# start of ENTRIES PROVIDED

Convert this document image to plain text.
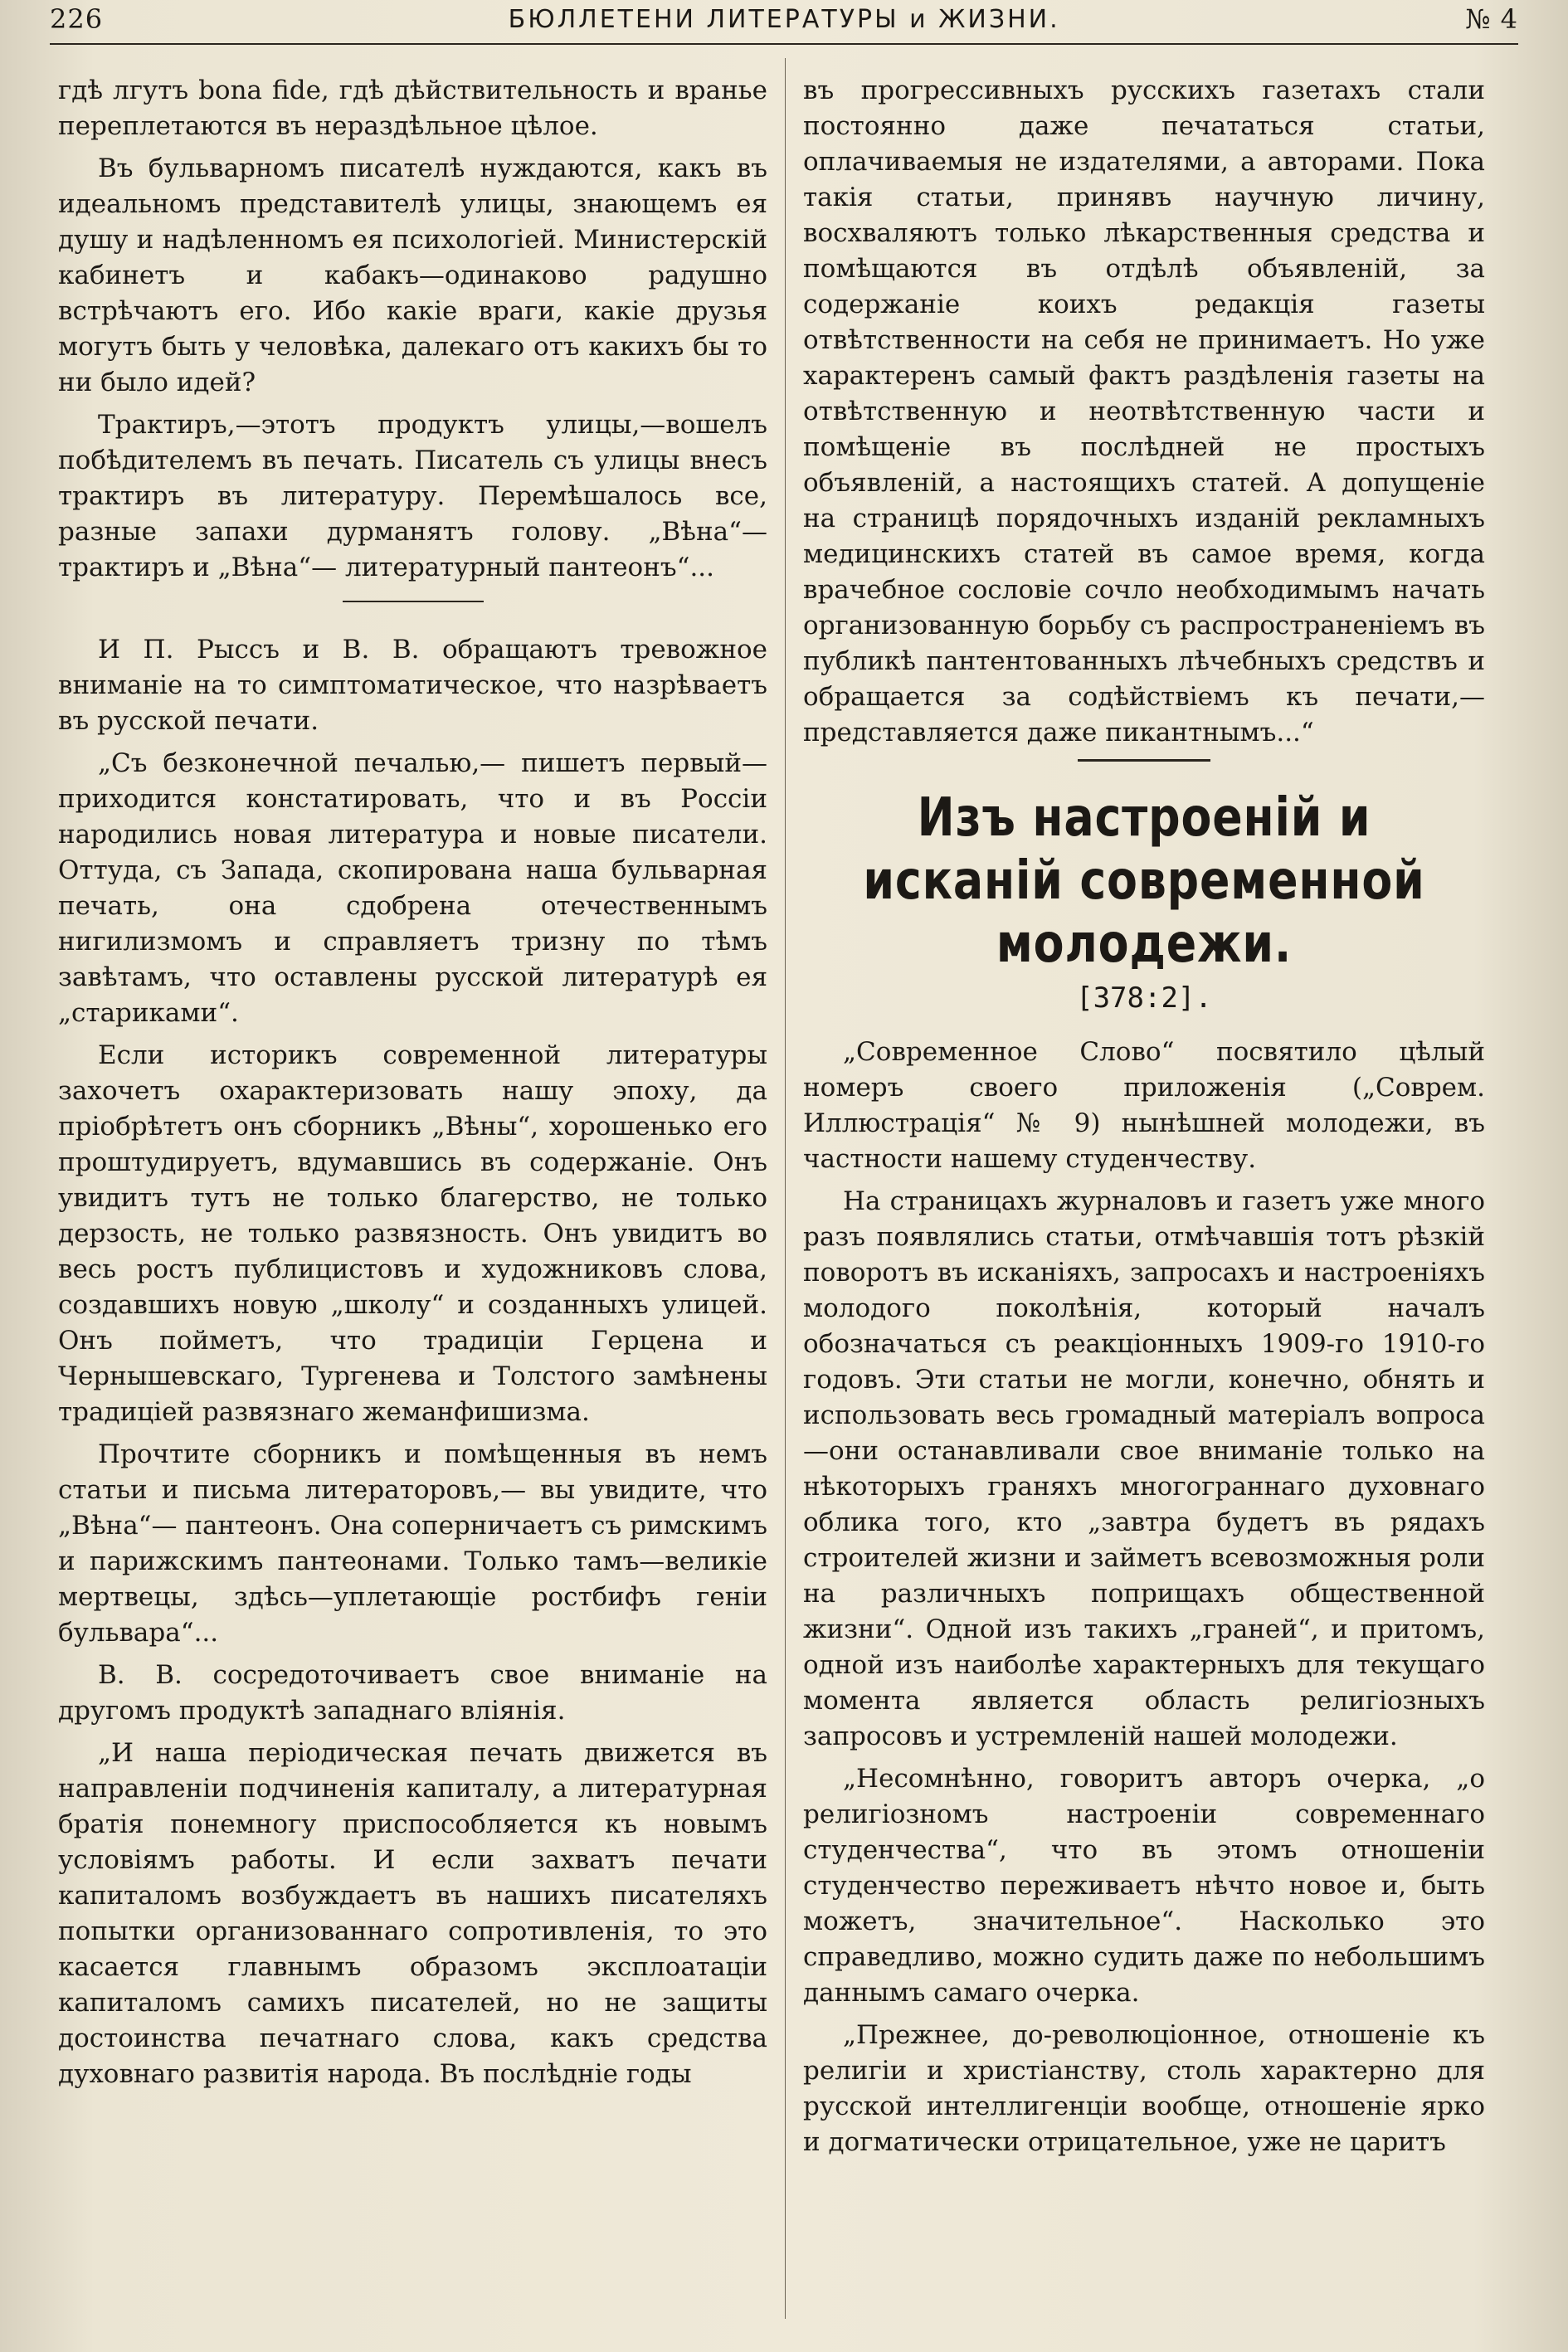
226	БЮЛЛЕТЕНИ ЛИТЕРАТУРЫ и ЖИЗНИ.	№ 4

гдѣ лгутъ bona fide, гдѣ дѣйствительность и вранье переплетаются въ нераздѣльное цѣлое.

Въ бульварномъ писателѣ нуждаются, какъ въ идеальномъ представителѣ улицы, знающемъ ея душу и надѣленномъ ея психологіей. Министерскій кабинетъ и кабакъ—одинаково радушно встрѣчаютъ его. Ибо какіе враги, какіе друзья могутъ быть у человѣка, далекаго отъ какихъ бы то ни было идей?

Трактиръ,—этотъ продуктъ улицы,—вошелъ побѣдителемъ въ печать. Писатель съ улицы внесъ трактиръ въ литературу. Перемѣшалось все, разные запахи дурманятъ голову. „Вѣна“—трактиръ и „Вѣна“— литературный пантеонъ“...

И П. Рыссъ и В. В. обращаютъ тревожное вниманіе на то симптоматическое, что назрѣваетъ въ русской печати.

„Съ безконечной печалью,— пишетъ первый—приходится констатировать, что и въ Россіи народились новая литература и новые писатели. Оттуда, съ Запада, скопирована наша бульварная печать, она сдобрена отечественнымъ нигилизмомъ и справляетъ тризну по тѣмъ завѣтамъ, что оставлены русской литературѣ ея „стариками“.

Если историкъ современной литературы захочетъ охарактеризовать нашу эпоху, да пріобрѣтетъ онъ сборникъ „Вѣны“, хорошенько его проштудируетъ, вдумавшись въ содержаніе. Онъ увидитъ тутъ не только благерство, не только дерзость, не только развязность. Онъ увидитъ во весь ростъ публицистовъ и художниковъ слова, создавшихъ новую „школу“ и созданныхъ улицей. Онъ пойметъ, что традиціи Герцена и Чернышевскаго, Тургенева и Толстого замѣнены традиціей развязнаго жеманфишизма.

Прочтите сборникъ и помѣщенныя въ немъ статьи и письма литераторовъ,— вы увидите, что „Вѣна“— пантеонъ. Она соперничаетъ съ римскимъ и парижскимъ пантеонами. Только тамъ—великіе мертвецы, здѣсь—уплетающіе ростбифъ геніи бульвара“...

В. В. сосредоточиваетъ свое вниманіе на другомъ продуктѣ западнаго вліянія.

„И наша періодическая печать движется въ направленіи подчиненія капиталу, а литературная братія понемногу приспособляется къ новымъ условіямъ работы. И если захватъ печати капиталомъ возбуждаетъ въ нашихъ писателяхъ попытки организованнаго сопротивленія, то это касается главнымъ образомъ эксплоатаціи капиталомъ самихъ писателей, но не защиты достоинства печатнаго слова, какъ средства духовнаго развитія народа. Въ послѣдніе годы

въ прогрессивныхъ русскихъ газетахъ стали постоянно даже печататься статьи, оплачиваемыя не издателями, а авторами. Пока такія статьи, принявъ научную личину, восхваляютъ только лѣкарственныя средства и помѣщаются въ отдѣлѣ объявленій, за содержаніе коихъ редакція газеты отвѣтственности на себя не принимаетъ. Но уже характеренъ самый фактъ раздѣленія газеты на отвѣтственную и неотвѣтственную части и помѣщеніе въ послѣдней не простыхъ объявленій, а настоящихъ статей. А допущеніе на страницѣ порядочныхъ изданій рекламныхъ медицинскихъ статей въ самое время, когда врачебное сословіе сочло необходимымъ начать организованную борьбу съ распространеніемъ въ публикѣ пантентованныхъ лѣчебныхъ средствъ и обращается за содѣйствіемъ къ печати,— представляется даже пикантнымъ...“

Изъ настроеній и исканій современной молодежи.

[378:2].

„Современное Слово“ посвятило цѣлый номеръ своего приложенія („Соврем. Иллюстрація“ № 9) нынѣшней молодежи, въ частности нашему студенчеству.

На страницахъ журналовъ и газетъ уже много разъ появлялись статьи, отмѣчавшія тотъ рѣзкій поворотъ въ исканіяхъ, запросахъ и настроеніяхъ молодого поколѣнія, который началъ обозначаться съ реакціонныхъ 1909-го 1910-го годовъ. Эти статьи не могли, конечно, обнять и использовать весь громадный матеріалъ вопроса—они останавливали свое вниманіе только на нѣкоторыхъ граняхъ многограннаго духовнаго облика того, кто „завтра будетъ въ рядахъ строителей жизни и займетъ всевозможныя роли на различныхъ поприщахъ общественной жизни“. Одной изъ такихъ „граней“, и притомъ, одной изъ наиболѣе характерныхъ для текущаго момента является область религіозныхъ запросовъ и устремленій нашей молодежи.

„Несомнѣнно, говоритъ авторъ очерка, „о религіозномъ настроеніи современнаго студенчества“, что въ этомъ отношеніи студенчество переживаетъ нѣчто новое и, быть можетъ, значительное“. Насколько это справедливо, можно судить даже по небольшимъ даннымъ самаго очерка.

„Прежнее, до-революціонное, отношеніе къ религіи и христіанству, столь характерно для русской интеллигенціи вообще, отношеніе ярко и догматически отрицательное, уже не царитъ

# end of ENTRIES PROVIDED
# start of ENTRIES PROVIDED

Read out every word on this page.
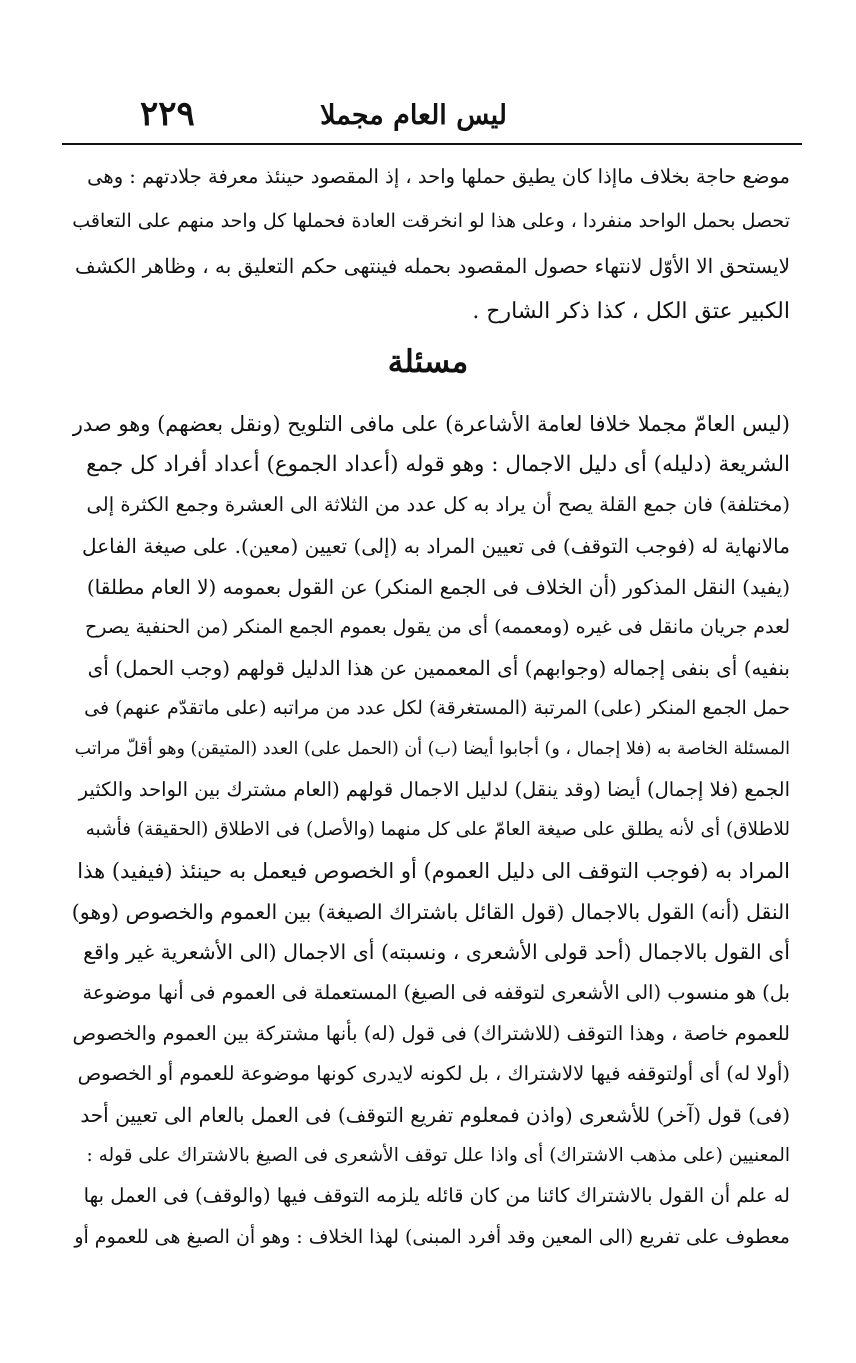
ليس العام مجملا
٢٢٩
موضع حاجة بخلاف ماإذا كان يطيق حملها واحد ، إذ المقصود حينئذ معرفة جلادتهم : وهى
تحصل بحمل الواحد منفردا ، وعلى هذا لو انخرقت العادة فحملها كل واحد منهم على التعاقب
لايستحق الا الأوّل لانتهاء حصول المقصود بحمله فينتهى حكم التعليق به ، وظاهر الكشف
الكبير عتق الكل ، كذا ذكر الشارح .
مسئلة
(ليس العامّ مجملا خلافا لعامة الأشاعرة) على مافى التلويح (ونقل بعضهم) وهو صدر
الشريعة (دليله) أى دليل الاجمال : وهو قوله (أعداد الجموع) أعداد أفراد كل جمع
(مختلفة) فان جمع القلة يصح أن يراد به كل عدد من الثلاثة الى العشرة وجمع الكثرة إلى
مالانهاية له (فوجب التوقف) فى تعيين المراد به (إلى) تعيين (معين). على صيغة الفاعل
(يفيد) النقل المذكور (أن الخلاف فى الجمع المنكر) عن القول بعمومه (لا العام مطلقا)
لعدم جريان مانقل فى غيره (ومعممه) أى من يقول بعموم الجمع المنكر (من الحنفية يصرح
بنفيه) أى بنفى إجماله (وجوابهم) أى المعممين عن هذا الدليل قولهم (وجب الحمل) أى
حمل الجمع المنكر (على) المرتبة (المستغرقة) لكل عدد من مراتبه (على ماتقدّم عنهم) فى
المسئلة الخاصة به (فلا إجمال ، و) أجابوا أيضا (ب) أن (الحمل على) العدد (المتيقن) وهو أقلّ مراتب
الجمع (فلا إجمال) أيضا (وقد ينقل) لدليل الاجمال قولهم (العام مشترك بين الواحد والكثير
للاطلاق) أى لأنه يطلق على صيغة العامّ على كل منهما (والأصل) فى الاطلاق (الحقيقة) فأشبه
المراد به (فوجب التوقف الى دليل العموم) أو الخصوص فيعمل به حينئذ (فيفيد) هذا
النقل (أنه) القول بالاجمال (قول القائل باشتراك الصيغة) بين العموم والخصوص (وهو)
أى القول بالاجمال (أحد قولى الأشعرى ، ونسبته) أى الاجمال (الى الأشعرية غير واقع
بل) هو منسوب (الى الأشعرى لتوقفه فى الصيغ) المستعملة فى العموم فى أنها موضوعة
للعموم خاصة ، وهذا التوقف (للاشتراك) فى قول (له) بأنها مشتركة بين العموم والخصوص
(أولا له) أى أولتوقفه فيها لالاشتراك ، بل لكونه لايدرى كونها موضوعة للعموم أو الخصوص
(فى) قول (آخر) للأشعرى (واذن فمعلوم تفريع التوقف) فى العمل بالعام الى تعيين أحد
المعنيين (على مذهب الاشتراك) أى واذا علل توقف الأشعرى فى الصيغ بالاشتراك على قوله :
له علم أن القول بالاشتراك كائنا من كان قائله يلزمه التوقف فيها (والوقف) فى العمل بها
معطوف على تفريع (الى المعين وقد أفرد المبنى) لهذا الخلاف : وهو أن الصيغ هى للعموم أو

# end of ENTRIES PROVIDED

▶ **EXERCISE OBJECTIVE**: Report the number of lines in the entries above that include the word "فوجب" and add nothing to it.

▶ **EXERCISE RESPONSE**: 2